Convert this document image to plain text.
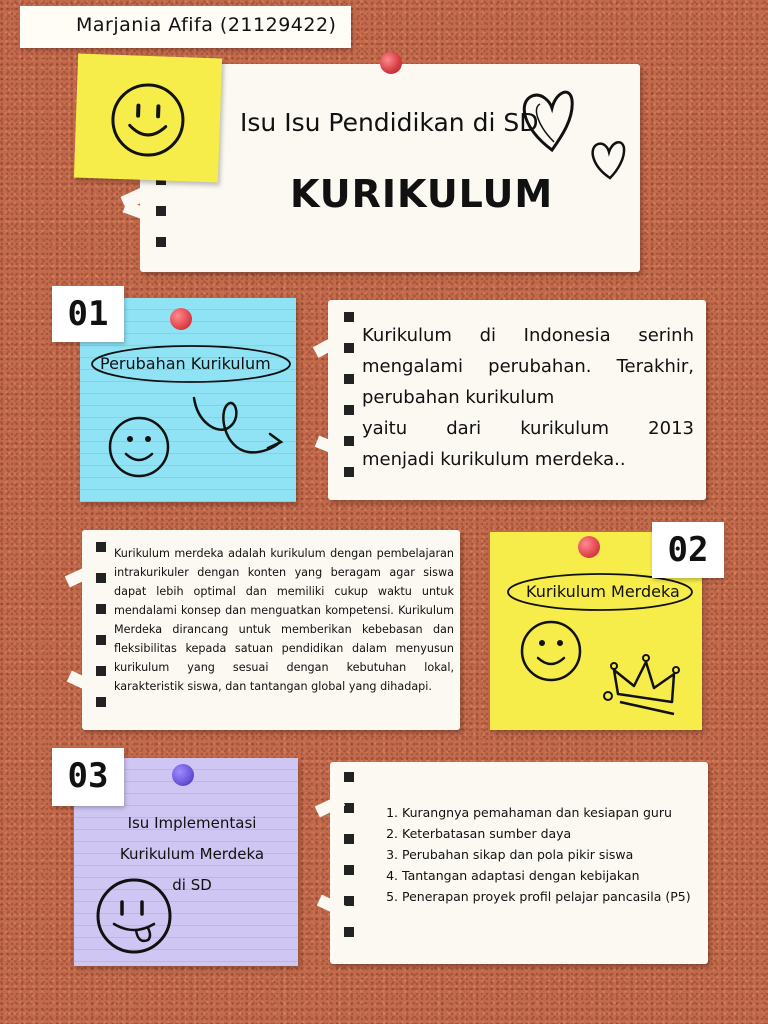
Marjania Afifa (21129422)
Isu Isu Pendidikan di SD
KURIKULUM
Perubahan Kurikulum
01
Kurikulum di Indonesia serinh
mengalami perubahan. Terakhir,
perubahan kurikulum
yaitu dari kurikulum 2013
menjadi kurikulum merdeka..
Kurikulum merdeka adalah kurikulum dengan pembelajaran intrakurikuler dengan konten yang beragam agar siswa dapat lebih optimal dan memiliki cukup waktu untuk mendalami konsep dan menguatkan kompetensi. Kurikulum Merdeka dirancang untuk memberikan kebebasan dan fleksibilitas kepada satuan pendidikan dalam menyusun kurikulum yang sesuai dengan kebutuhan lokal, karakteristik siswa, dan tantangan global yang dihadapi.
Kurikulum Merdeka
02
Isu Implementasi
Kurikulum Merdeka
di SD
03
1. Kurangnya pemahaman dan kesiapan guru
2. Keterbatasan sumber daya
3. Perubahan sikap dan pola pikir siswa
4. Tantangan adaptasi dengan kebijakan
5. Penerapan proyek profil pelajar pancasila (P5)
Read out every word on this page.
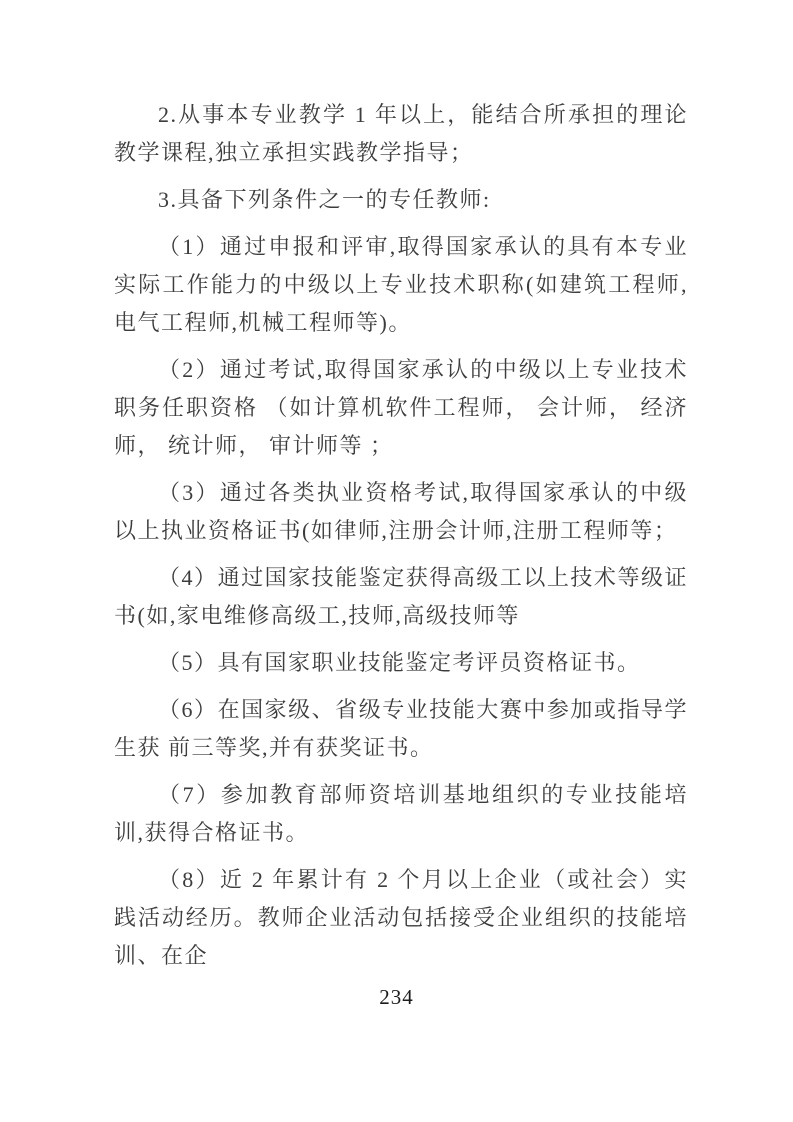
2.从事本专业教学 1 年以上，能结合所承担的理论教学课程,独立承担实践教学指导；

3.具备下列条件之一的专任教师:

（1）通过申报和评审,取得国家承认的具有本专业实际工作能力的中级以上专业技术职称(如建筑工程师,电气工程师,机械工程师等)。

（2）通过考试,取得国家承认的中级以上专业技术职务任职资格 （如计算机软件工程师， 会计师， 经济师， 统计师， 审计师等 ；

（3）通过各类执业资格考试,取得国家承认的中级以上执业资格证书(如律师,注册会计师,注册工程师等；

（4）通过国家技能鉴定获得高级工以上技术等级证书(如,家电维修高级工,技师,高级技师等

（5）具有国家职业技能鉴定考评员资格证书。

（6）在国家级、省级专业技能大赛中参加或指导学生获 前三等奖,并有获奖证书。

（7）参加教育部师资培训基地组织的专业技能培训,获得合格证书。

（8）近 2 年累计有 2 个月以上企业（或社会）实践活动经历。教师企业活动包括接受企业组织的技能培训、在企

234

> **TASK DETAILS**
Each entry must be retyped word for word, with every image omitted.

> **CORRECT RESULT**
Convert this document image to plain text.
Marjania Afifa (21129422)
Isu Isu Pendidikan di SD
KURIKULUM
Perubahan Kurikulum
01
Kurikulum di Indonesia serinh
mengalami perubahan. Terakhir,
perubahan kurikulum
yaitu dari kurikulum 2013
menjadi kurikulum merdeka..
Kurikulum merdeka adalah kurikulum dengan pembelajaran intrakurikuler dengan konten yang beragam agar siswa dapat lebih optimal dan memiliki cukup waktu untuk mendalami konsep dan menguatkan kompetensi. Kurikulum Merdeka dirancang untuk memberikan kebebasan dan fleksibilitas kepada satuan pendidikan dalam menyusun kurikulum yang sesuai dengan kebutuhan lokal, karakteristik siswa, dan tantangan global yang dihadapi.
Kurikulum Merdeka
02
Isu Implementasi
Kurikulum Merdeka
di SD
03
1. Kurangnya pemahaman dan kesiapan guru
2. Keterbatasan sumber daya
3. Perubahan sikap dan pola pikir siswa
4. Tantangan adaptasi dengan kebijakan
5. Penerapan proyek profil pelajar pancasila (P5)
Read out every word on this page.
2.从事本专业教学 1 年以上，能结合所承担的理论教学课程,独立承担实践教学指导；

3.具备下列条件之一的专任教师:

（1）通过申报和评审,取得国家承认的具有本专业实际工作能力的中级以上专业技术职称(如建筑工程师,电气工程师,机械工程师等)。

（2）通过考试,取得国家承认的中级以上专业技术职务任职资格 （如计算机软件工程师， 会计师， 经济师， 统计师， 审计师等 ；

（3）通过各类执业资格考试,取得国家承认的中级以上执业资格证书(如律师,注册会计师,注册工程师等；

（4）通过国家技能鉴定获得高级工以上技术等级证书(如,家电维修高级工,技师,高级技师等

（5）具有国家职业技能鉴定考评员资格证书。

（6）在国家级、省级专业技能大赛中参加或指导学生获 前三等奖,并有获奖证书。

（7）参加教育部师资培训基地组织的专业技能培训,获得合格证书。

（8）近 2 年累计有 2 个月以上企业（或社会）实践活动经历。教师企业活动包括接受企业组织的技能培训、在企

234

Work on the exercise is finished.